(Stored items from a collection)
- - - - -

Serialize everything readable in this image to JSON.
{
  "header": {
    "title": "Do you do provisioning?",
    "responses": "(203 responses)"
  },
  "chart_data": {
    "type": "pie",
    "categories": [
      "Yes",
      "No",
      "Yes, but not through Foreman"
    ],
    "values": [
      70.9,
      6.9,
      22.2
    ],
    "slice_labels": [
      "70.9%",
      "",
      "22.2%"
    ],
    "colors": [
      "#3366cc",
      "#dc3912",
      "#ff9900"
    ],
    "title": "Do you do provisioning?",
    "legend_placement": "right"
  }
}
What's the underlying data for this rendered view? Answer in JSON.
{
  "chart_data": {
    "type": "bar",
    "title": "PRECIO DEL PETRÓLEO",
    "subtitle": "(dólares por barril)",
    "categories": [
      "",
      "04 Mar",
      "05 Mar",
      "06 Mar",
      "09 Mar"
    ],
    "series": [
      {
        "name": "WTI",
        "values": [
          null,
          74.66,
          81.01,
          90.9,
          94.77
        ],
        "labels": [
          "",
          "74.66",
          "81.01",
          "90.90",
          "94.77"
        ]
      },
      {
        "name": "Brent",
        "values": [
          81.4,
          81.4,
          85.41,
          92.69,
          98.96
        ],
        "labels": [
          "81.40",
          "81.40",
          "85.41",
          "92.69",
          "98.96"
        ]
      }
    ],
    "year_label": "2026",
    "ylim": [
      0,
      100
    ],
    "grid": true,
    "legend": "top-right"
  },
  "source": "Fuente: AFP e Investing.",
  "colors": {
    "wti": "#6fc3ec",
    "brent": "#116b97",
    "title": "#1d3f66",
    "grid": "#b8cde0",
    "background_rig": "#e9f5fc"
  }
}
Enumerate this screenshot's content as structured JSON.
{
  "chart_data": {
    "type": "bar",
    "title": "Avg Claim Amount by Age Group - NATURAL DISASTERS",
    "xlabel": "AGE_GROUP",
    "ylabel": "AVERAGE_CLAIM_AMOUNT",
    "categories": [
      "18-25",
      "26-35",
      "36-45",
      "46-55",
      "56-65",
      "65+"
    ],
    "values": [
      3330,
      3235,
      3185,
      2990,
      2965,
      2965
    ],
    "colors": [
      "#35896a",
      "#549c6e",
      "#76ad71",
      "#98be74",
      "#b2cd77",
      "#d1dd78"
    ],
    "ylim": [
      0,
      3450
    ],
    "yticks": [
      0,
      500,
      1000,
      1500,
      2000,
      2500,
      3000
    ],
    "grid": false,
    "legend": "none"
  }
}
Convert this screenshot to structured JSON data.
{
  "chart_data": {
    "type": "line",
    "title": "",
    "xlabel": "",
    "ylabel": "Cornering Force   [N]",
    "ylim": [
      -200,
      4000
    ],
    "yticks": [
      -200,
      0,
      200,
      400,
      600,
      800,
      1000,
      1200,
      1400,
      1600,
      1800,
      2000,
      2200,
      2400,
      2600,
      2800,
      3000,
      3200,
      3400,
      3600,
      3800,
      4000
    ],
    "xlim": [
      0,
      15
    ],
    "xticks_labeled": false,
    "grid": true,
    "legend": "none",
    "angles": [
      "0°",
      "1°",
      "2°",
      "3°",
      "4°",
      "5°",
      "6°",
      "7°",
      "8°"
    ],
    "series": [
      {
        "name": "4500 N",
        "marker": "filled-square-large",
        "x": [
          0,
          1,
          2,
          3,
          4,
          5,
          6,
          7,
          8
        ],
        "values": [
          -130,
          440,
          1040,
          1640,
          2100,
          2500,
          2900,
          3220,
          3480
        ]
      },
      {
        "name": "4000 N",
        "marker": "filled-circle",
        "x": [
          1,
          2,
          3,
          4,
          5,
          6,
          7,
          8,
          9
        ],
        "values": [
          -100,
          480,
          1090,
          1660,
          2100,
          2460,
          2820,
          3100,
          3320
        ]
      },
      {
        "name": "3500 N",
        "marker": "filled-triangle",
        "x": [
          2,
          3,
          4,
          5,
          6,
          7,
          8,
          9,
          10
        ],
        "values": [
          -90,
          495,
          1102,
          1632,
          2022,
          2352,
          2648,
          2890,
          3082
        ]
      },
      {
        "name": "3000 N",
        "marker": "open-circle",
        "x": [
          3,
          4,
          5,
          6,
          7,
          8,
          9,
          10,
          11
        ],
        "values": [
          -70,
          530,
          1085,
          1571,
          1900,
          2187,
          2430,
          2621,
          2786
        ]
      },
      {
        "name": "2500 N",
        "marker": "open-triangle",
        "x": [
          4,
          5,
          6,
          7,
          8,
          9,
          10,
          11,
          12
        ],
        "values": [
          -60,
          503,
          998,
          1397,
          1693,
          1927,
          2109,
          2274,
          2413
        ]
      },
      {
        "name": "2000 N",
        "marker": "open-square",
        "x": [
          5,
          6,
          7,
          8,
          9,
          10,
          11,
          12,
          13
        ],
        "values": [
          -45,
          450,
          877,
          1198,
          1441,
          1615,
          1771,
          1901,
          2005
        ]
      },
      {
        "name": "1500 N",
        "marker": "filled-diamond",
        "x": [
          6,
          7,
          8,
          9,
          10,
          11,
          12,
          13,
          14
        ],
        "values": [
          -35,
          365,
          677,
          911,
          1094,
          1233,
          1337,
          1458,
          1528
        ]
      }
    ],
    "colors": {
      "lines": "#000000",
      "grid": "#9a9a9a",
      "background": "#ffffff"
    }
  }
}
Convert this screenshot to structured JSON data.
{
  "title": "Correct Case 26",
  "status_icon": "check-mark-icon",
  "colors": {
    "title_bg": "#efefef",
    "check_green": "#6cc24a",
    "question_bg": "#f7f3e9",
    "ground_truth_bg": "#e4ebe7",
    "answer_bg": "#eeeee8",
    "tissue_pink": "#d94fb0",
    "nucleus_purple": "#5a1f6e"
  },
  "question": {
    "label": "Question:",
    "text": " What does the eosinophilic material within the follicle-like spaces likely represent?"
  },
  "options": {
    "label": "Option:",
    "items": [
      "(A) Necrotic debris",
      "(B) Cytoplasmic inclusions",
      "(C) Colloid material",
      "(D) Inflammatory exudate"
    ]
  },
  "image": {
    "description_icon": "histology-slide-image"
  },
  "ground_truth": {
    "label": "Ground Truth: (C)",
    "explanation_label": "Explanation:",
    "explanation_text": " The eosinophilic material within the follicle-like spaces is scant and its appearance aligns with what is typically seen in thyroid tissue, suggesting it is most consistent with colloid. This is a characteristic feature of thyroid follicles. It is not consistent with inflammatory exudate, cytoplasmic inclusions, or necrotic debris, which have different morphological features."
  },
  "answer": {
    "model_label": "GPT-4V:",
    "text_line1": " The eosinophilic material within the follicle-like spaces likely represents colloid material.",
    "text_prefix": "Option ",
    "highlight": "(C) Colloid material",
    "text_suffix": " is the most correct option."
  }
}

- - - - -

Write the material out again in its entirety, exactly as shown.

[Solution below]
Serialize everything readable in this image to JSON.
{
  "header": {
    "title": "Do you do provisioning?",
    "responses": "(203 responses)"
  },
  "chart_data": {
    "type": "pie",
    "categories": [
      "Yes",
      "No",
      "Yes, but not through Foreman"
    ],
    "values": [
      70.9,
      6.9,
      22.2
    ],
    "slice_labels": [
      "70.9%",
      "",
      "22.2%"
    ],
    "colors": [
      "#3366cc",
      "#dc3912",
      "#ff9900"
    ],
    "title": "Do you do provisioning?",
    "legend_placement": "right"
  }
}
What's the underlying data for this rendered view? Answer in JSON.
{
  "chart_data": {
    "type": "bar",
    "title": "PRECIO DEL PETRÓLEO",
    "subtitle": "(dólares por barril)",
    "categories": [
      "",
      "04 Mar",
      "05 Mar",
      "06 Mar",
      "09 Mar"
    ],
    "series": [
      {
        "name": "WTI",
        "values": [
          null,
          74.66,
          81.01,
          90.9,
          94.77
        ],
        "labels": [
          "",
          "74.66",
          "81.01",
          "90.90",
          "94.77"
        ]
      },
      {
        "name": "Brent",
        "values": [
          81.4,
          81.4,
          85.41,
          92.69,
          98.96
        ],
        "labels": [
          "81.40",
          "81.40",
          "85.41",
          "92.69",
          "98.96"
        ]
      }
    ],
    "year_label": "2026",
    "ylim": [
      0,
      100
    ],
    "grid": true,
    "legend": "top-right"
  },
  "source": "Fuente: AFP e Investing.",
  "colors": {
    "wti": "#6fc3ec",
    "brent": "#116b97",
    "title": "#1d3f66",
    "grid": "#b8cde0",
    "background_rig": "#e9f5fc"
  }
}
Enumerate this screenshot's content as structured JSON.
{
  "chart_data": {
    "type": "bar",
    "title": "Avg Claim Amount by Age Group - NATURAL DISASTERS",
    "xlabel": "AGE_GROUP",
    "ylabel": "AVERAGE_CLAIM_AMOUNT",
    "categories": [
      "18-25",
      "26-35",
      "36-45",
      "46-55",
      "56-65",
      "65+"
    ],
    "values": [
      3330,
      3235,
      3185,
      2990,
      2965,
      2965
    ],
    "colors": [
      "#35896a",
      "#549c6e",
      "#76ad71",
      "#98be74",
      "#b2cd77",
      "#d1dd78"
    ],
    "ylim": [
      0,
      3450
    ],
    "yticks": [
      0,
      500,
      1000,
      1500,
      2000,
      2500,
      3000
    ],
    "grid": false,
    "legend": "none"
  }
}
Convert this screenshot to structured JSON data.
{
  "chart_data": {
    "type": "line",
    "title": "",
    "xlabel": "",
    "ylabel": "Cornering Force   [N]",
    "ylim": [
      -200,
      4000
    ],
    "yticks": [
      -200,
      0,
      200,
      400,
      600,
      800,
      1000,
      1200,
      1400,
      1600,
      1800,
      2000,
      2200,
      2400,
      2600,
      2800,
      3000,
      3200,
      3400,
      3600,
      3800,
      4000
    ],
    "xlim": [
      0,
      15
    ],
    "xticks_labeled": false,
    "grid": true,
    "legend": "none",
    "angles": [
      "0°",
      "1°",
      "2°",
      "3°",
      "4°",
      "5°",
      "6°",
      "7°",
      "8°"
    ],
    "series": [
      {
        "name": "4500 N",
        "marker": "filled-square-large",
        "x": [
          0,
          1,
          2,
          3,
          4,
          5,
          6,
          7,
          8
        ],
        "values": [
          -130,
          440,
          1040,
          1640,
          2100,
          2500,
          2900,
          3220,
          3480
        ]
      },
      {
        "name": "4000 N",
        "marker": "filled-circle",
        "x": [
          1,
          2,
          3,
          4,
          5,
          6,
          7,
          8,
          9
        ],
        "values": [
          -100,
          480,
          1090,
          1660,
          2100,
          2460,
          2820,
          3100,
          3320
        ]
      },
      {
        "name": "3500 N",
        "marker": "filled-triangle",
        "x": [
          2,
          3,
          4,
          5,
          6,
          7,
          8,
          9,
          10
        ],
        "values": [
          -90,
          495,
          1102,
          1632,
          2022,
          2352,
          2648,
          2890,
          3082
        ]
      },
      {
        "name": "3000 N",
        "marker": "open-circle",
        "x": [
          3,
          4,
          5,
          6,
          7,
          8,
          9,
          10,
          11
        ],
        "values": [
          -70,
          530,
          1085,
          1571,
          1900,
          2187,
          2430,
          2621,
          2786
        ]
      },
      {
        "name": "2500 N",
        "marker": "open-triangle",
        "x": [
          4,
          5,
          6,
          7,
          8,
          9,
          10,
          11,
          12
        ],
        "values": [
          -60,
          503,
          998,
          1397,
          1693,
          1927,
          2109,
          2274,
          2413
        ]
      },
      {
        "name": "2000 N",
        "marker": "open-square",
        "x": [
          5,
          6,
          7,
          8,
          9,
          10,
          11,
          12,
          13
        ],
        "values": [
          -45,
          450,
          877,
          1198,
          1441,
          1615,
          1771,
          1901,
          2005
        ]
      },
      {
        "name": "1500 N",
        "marker": "filled-diamond",
        "x": [
          6,
          7,
          8,
          9,
          10,
          11,
          12,
          13,
          14
        ],
        "values": [
          -35,
          365,
          677,
          911,
          1094,
          1233,
          1337,
          1458,
          1528
        ]
      }
    ],
    "colors": {
      "lines": "#000000",
      "grid": "#9a9a9a",
      "background": "#ffffff"
    }
  }
}
Convert this screenshot to structured JSON data.
{
  "title": "Correct Case 26",
  "status_icon": "check-mark-icon",
  "colors": {
    "title_bg": "#efefef",
    "check_green": "#6cc24a",
    "question_bg": "#f7f3e9",
    "ground_truth_bg": "#e4ebe7",
    "answer_bg": "#eeeee8",
    "tissue_pink": "#d94fb0",
    "nucleus_purple": "#5a1f6e"
  },
  "question": {
    "label": "Question:",
    "text": " What does the eosinophilic material within the follicle-like spaces likely represent?"
  },
  "options": {
    "label": "Option:",
    "items": [
      "(A) Necrotic debris",
      "(B) Cytoplasmic inclusions",
      "(C) Colloid material",
      "(D) Inflammatory exudate"
    ]
  },
  "image": {
    "description_icon": "histology-slide-image"
  },
  "ground_truth": {
    "label": "Ground Truth: (C)",
    "explanation_label": "Explanation:",
    "explanation_text": " The eosinophilic material within the follicle-like spaces is scant and its appearance aligns with what is typically seen in thyroid tissue, suggesting it is most consistent with colloid. This is a characteristic feature of thyroid follicles. It is not consistent with inflammatory exudate, cytoplasmic inclusions, or necrotic debris, which have different morphological features."
  },
  "answer": {
    "model_label": "GPT-4V:",
    "text_line1": " The eosinophilic material within the follicle-like spaces likely represents colloid material.",
    "text_prefix": "Option ",
    "highlight": "(C) Colloid material",
    "text_suffix": " is the most correct option."
  }
}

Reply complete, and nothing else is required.